------ Material provided ------

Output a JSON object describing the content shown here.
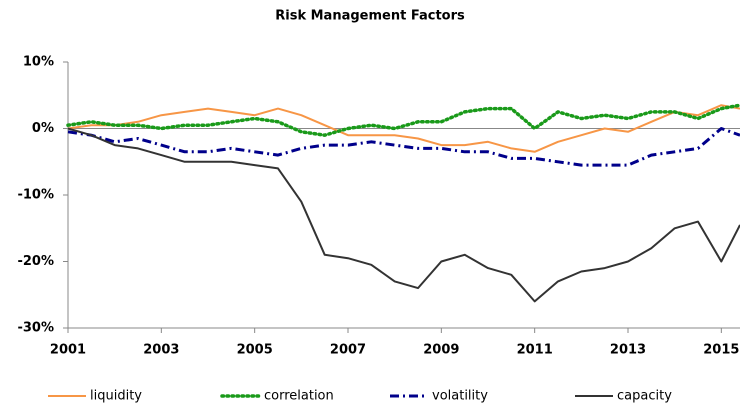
{
  "chart_data": {
    "type": "line",
    "title": "Risk Management Factors",
    "x": [
      2001,
      2001.5,
      2002,
      2002.5,
      2003,
      2003.5,
      2004,
      2004.5,
      2005,
      2005.5,
      2006,
      2006.5,
      2007,
      2007.5,
      2008,
      2008.5,
      2009,
      2009.5,
      2010,
      2010.5,
      2011,
      2011.5,
      2012,
      2012.5,
      2013,
      2013.5,
      2014,
      2014.5,
      2015,
      2015.4
    ],
    "series": [
      {
        "name": "liquidity",
        "color": "#f79646",
        "dash": "solid",
        "values": [
          0,
          0.5,
          0.5,
          1,
          2,
          2.5,
          3,
          2.5,
          2,
          3,
          2,
          0.5,
          -1,
          -1,
          -1,
          -1.5,
          -2.5,
          -2.5,
          -2,
          -3,
          -3.5,
          -2,
          -1,
          0,
          -0.5,
          1,
          2.5,
          2,
          3.5,
          3
        ]
      },
      {
        "name": "correlation",
        "color": "#1a9a1a",
        "dash": "dotted",
        "values": [
          0.5,
          1,
          0.5,
          0.5,
          0,
          0.5,
          0.5,
          1,
          1.5,
          1,
          -0.5,
          -1,
          0,
          0.5,
          0,
          1,
          1,
          2.5,
          3,
          3,
          0,
          2.5,
          1.5,
          2,
          1.5,
          2.5,
          2.5,
          1.5,
          3,
          3.5
        ]
      },
      {
        "name": "volatility",
        "color": "#00008b",
        "dash": "dashdot",
        "values": [
          -0.5,
          -1,
          -2,
          -1.5,
          -2.5,
          -3.5,
          -3.5,
          -3,
          -3.5,
          -4,
          -3,
          -2.5,
          -2.5,
          -2,
          -2.5,
          -3,
          -3,
          -3.5,
          -3.5,
          -4.5,
          -4.5,
          -5,
          -5.5,
          -5.5,
          -5.5,
          -4,
          -3.5,
          -3,
          0,
          -1
        ]
      },
      {
        "name": "capacity",
        "color": "#333333",
        "dash": "solid",
        "values": [
          0,
          -1,
          -2.5,
          -3,
          -4,
          -5,
          -5,
          -5,
          -5.5,
          -6,
          -11,
          -19,
          -19.5,
          -20.5,
          -23,
          -24,
          -20,
          -19,
          -21,
          -22,
          -26,
          -23,
          -21.5,
          -21,
          -20,
          -18,
          -15,
          -14,
          -20,
          -14.5
        ]
      }
    ],
    "xlim": [
      2001,
      2015.4
    ],
    "xticks": [
      2001,
      2003,
      2005,
      2007,
      2009,
      2011,
      2013,
      2015
    ],
    "ylim": [
      -30,
      10
    ],
    "yticks": [
      {
        "value": 10,
        "label": "10%"
      },
      {
        "value": 0,
        "label": "0%"
      },
      {
        "value": -10,
        "label": "-10%"
      },
      {
        "value": -20,
        "label": "-20%"
      },
      {
        "value": -30,
        "label": "-30%"
      }
    ],
    "grid": false
  }
}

------

▶ Goal: Of the lines in this material, state how many hold the string "name". Write no other words.

▶ Full output: 4